— Data section —
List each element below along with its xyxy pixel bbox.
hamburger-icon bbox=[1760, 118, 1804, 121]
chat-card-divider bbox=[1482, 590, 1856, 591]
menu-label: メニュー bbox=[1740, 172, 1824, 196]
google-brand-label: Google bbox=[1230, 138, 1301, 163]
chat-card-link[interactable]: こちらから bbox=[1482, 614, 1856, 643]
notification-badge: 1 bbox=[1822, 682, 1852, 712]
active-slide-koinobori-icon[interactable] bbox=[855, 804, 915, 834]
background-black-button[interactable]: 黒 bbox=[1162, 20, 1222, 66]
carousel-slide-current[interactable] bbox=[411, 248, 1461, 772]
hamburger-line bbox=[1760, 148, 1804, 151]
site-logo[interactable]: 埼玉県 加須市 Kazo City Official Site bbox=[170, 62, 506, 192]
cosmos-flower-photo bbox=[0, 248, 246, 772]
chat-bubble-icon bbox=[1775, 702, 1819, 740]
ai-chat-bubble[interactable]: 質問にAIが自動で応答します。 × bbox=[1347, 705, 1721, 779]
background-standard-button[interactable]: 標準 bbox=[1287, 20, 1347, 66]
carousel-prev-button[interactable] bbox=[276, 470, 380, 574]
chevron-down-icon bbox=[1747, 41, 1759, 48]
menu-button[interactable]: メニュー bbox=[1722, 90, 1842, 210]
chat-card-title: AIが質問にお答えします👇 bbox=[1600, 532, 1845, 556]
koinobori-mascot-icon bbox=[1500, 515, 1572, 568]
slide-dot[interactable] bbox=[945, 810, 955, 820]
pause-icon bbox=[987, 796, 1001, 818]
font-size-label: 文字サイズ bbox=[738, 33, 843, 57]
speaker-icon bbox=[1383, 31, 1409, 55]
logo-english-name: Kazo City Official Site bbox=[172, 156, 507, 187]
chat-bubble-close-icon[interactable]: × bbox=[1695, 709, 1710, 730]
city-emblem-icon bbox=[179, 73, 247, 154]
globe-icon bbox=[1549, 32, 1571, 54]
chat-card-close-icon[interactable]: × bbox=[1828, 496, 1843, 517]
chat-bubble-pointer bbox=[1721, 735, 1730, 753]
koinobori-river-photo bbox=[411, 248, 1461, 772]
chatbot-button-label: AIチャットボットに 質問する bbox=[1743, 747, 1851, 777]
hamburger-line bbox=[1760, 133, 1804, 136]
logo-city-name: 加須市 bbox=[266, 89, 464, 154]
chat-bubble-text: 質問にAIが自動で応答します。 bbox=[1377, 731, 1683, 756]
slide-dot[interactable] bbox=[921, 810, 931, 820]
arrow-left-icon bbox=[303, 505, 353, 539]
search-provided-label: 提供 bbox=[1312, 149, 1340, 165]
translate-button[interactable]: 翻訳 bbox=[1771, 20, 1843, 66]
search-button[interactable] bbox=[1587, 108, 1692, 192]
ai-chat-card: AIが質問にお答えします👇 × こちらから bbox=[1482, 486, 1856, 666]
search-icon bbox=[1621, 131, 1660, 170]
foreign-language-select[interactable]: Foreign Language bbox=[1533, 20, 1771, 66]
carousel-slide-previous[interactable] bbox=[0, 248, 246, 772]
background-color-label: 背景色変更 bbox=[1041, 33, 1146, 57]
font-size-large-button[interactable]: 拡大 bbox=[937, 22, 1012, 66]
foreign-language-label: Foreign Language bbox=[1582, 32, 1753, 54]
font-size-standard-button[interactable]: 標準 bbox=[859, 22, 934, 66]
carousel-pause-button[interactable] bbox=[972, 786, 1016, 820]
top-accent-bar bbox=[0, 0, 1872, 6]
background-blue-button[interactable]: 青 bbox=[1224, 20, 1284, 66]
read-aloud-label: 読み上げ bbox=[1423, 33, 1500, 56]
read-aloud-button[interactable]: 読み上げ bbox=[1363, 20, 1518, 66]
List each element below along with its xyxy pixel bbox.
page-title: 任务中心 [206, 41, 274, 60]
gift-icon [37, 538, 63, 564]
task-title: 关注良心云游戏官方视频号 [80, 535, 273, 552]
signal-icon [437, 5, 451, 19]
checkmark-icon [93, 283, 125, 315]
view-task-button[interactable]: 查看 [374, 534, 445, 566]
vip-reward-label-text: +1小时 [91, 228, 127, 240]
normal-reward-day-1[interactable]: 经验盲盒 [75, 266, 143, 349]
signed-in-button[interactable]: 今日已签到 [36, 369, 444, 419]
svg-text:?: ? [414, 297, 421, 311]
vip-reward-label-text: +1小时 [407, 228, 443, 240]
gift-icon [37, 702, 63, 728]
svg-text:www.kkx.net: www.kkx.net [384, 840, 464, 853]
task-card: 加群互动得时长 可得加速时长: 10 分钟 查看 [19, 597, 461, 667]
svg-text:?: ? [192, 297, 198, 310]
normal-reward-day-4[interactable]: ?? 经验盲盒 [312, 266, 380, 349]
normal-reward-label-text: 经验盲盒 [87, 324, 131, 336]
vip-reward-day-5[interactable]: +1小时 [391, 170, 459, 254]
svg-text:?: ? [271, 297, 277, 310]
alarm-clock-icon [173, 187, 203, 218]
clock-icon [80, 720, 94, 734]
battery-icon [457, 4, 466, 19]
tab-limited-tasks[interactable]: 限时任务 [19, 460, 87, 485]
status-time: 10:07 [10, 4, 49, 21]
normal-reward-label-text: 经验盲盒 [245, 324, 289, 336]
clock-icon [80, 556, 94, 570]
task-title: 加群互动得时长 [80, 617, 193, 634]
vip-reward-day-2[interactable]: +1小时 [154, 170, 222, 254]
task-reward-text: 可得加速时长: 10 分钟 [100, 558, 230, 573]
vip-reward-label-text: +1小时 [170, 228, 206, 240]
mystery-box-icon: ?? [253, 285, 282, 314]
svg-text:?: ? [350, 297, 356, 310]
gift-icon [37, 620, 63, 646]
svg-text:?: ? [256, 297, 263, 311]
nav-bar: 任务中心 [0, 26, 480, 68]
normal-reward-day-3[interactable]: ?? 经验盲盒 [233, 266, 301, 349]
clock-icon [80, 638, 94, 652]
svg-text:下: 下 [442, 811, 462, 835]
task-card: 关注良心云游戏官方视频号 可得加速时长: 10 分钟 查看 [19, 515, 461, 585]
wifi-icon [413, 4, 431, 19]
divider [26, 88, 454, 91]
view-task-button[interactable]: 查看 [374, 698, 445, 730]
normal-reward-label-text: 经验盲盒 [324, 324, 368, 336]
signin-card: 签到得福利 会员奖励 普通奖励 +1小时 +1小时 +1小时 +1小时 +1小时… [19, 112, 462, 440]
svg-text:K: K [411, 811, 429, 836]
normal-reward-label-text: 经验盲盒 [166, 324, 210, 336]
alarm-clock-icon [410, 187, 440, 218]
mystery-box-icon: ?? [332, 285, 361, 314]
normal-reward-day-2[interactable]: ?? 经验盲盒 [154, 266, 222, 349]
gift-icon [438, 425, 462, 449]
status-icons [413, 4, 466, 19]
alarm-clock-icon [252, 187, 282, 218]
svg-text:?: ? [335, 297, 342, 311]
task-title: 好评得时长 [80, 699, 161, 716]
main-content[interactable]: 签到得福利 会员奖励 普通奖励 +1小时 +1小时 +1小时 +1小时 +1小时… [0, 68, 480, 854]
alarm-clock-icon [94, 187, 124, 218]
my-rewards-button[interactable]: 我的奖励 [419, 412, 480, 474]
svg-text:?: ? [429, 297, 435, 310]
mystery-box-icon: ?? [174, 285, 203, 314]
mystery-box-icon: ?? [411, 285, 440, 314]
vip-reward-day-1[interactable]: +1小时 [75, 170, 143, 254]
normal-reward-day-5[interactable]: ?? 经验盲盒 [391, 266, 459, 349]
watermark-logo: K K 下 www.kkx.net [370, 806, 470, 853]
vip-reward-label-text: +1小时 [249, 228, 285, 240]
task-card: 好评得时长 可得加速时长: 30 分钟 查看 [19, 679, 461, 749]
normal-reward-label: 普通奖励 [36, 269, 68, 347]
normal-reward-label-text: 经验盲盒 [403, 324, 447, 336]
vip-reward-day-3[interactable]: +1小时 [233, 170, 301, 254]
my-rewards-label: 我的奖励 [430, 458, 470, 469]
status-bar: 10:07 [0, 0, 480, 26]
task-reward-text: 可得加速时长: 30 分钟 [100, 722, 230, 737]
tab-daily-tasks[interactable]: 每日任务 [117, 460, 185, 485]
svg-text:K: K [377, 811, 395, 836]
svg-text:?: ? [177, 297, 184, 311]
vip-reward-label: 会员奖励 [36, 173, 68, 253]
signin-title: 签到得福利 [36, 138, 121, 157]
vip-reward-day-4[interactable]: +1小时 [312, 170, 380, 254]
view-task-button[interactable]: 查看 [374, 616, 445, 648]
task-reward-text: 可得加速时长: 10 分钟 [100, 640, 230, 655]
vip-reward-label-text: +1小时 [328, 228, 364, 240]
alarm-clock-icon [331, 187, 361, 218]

— Your goal —
Reproduce every line from the start of the entries down to the line containing "slide-dot[interactable] bbox=[945, 810, 955, 820]", swapping "chat-card-divider" for "chat-card-separator" and keeping everything else as it stands.

— The reply —
List each element below along with its xyxy pixel bbox.
hamburger-icon bbox=[1760, 118, 1804, 121]
chat-card-separator bbox=[1482, 590, 1856, 591]
menu-label: メニュー bbox=[1740, 172, 1824, 196]
google-brand-label: Google bbox=[1230, 138, 1301, 163]
chat-card-link[interactable]: こちらから bbox=[1482, 614, 1856, 643]
notification-badge: 1 bbox=[1822, 682, 1852, 712]
active-slide-koinobori-icon[interactable] bbox=[855, 804, 915, 834]
background-black-button[interactable]: 黒 bbox=[1162, 20, 1222, 66]
carousel-slide-current[interactable] bbox=[411, 248, 1461, 772]
hamburger-line bbox=[1760, 148, 1804, 151]
site-logo[interactable]: 埼玉県 加須市 Kazo City Official Site bbox=[170, 62, 506, 192]
cosmos-flower-photo bbox=[0, 248, 246, 772]
chat-bubble-icon bbox=[1775, 702, 1819, 740]
ai-chat-bubble[interactable]: 質問にAIが自動で応答します。 × bbox=[1347, 705, 1721, 779]
background-standard-button[interactable]: 標準 bbox=[1287, 20, 1347, 66]
carousel-prev-button[interactable] bbox=[276, 470, 380, 574]
chevron-down-icon bbox=[1747, 41, 1759, 48]
menu-button[interactable]: メニュー bbox=[1722, 90, 1842, 210]
chat-card-title: AIが質問にお答えします👇 bbox=[1600, 532, 1845, 556]
koinobori-mascot-icon bbox=[1500, 515, 1572, 568]
slide-dot[interactable] bbox=[945, 810, 955, 820]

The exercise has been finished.